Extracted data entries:
::::

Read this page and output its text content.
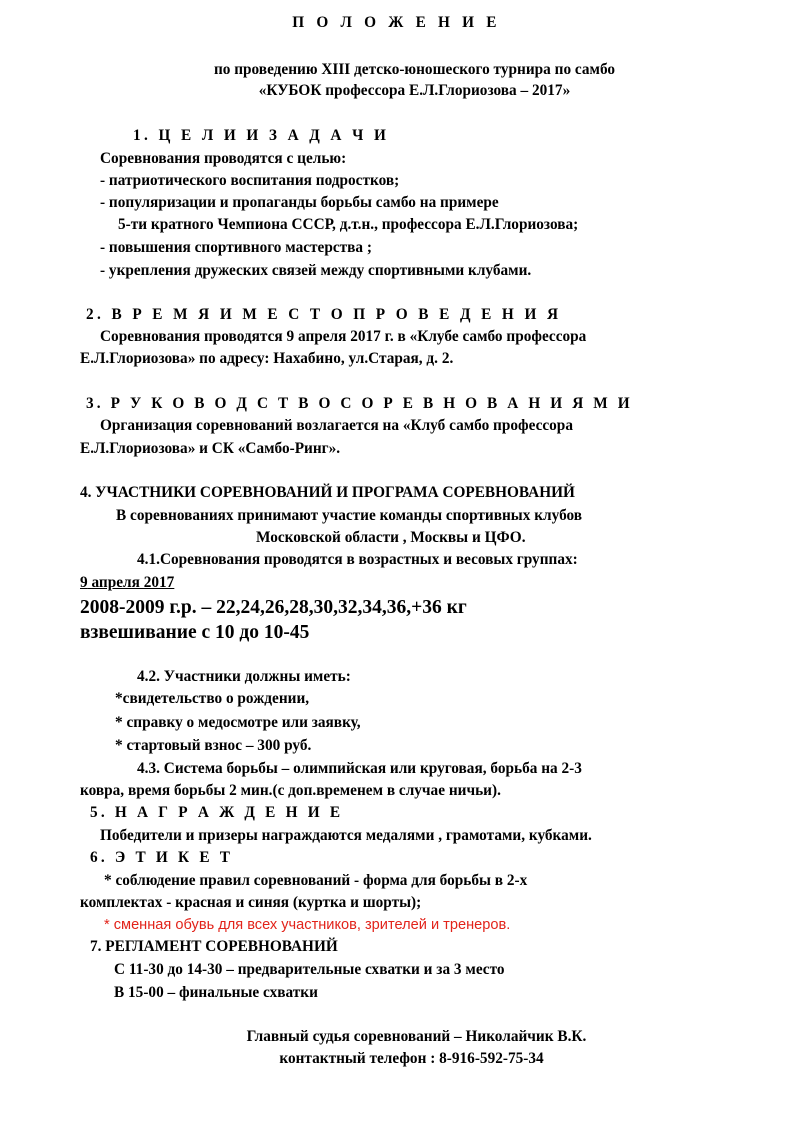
П О Л О Ж Е Н И Е
по проведению XIII детско-юношеского турнира по самбо
«КУБОК профессора Е.Л.Глориозова – 2017»
1. Ц Е Л И И З А Д А Ч И
Соревнования проводятся с целью:
- патриотического воспитания подростков;
- популяризации и пропаганды борьбы самбо на примере
5-ти кратного Чемпиона СССР, д.т.н., профессора Е.Л.Глориозова;
- повышения спортивного мастерства ;
- укрепления дружеских связей между спортивными клубами.
2. В Р Е М Я И М Е С Т О П Р О В Е Д Е Н И Я
Соревнования проводятся 9 апреля 2017 г. в «Клубе самбо профессора
Е.Л.Глориозова» по адресу: Нахабино, ул.Старая, д. 2.
3. Р У К О В О Д С Т В О С О Р Е В Н О В А Н И Я М И
Организация соревнований возлагается на «Клуб самбо профессора
Е.Л.Глориозова» и СК «Самбо-Ринг».
4. УЧАСТНИКИ СОРЕВНОВАНИЙ И ПРОГРАМА СОРЕВНОВАНИЙ
В соревнованиях принимают участие команды спортивных клубов
Московской области , Москвы и ЦФО.
4.1.Соревнования проводятся в возрастных и весовых группах:
9 апреля 2017
2008-2009 г.р. – 22,24,26,28,30,32,34,36,+36 кг
взвешивание с 10 до 10-45
4.2. Участники должны иметь:
*свидетельство о рождении,
* справку о медосмотре или заявку,
* стартовый взнос – 300 руб.
4.3. Система борьбы – олимпийская или круговая, борьба на 2-3
ковра, время борьбы 2 мин.(с доп.временем в случае ничьи).
5. Н А Г Р А Ж Д Е Н И Е
Победители и призеры награждаются медалями , грамотами, кубками.
6. Э Т И К Е Т
* соблюдение правил соревнований - форма для борьбы в 2-х
комплектах - красная и синяя (куртка и шорты);
* сменная обувь для всех участников, зрителей и тренеров.
7. РЕГЛАМЕНТ СОРЕВНОВАНИЙ
С 11-30 до 14-30 – предварительные схватки и за 3 место
В 15-00 – финальные схватки
Главный судья соревнований – Николайчик В.К.
контактный телефон : 8-916-592-75-34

::::

EXERCISE OBJECTIVE » Pull out all lines of the data with the string "апреля".

ANSWER BELOW »
Соревнования проводятся 9 апреля 2017 г. в «Клубе самбо профессора
9 апреля 2017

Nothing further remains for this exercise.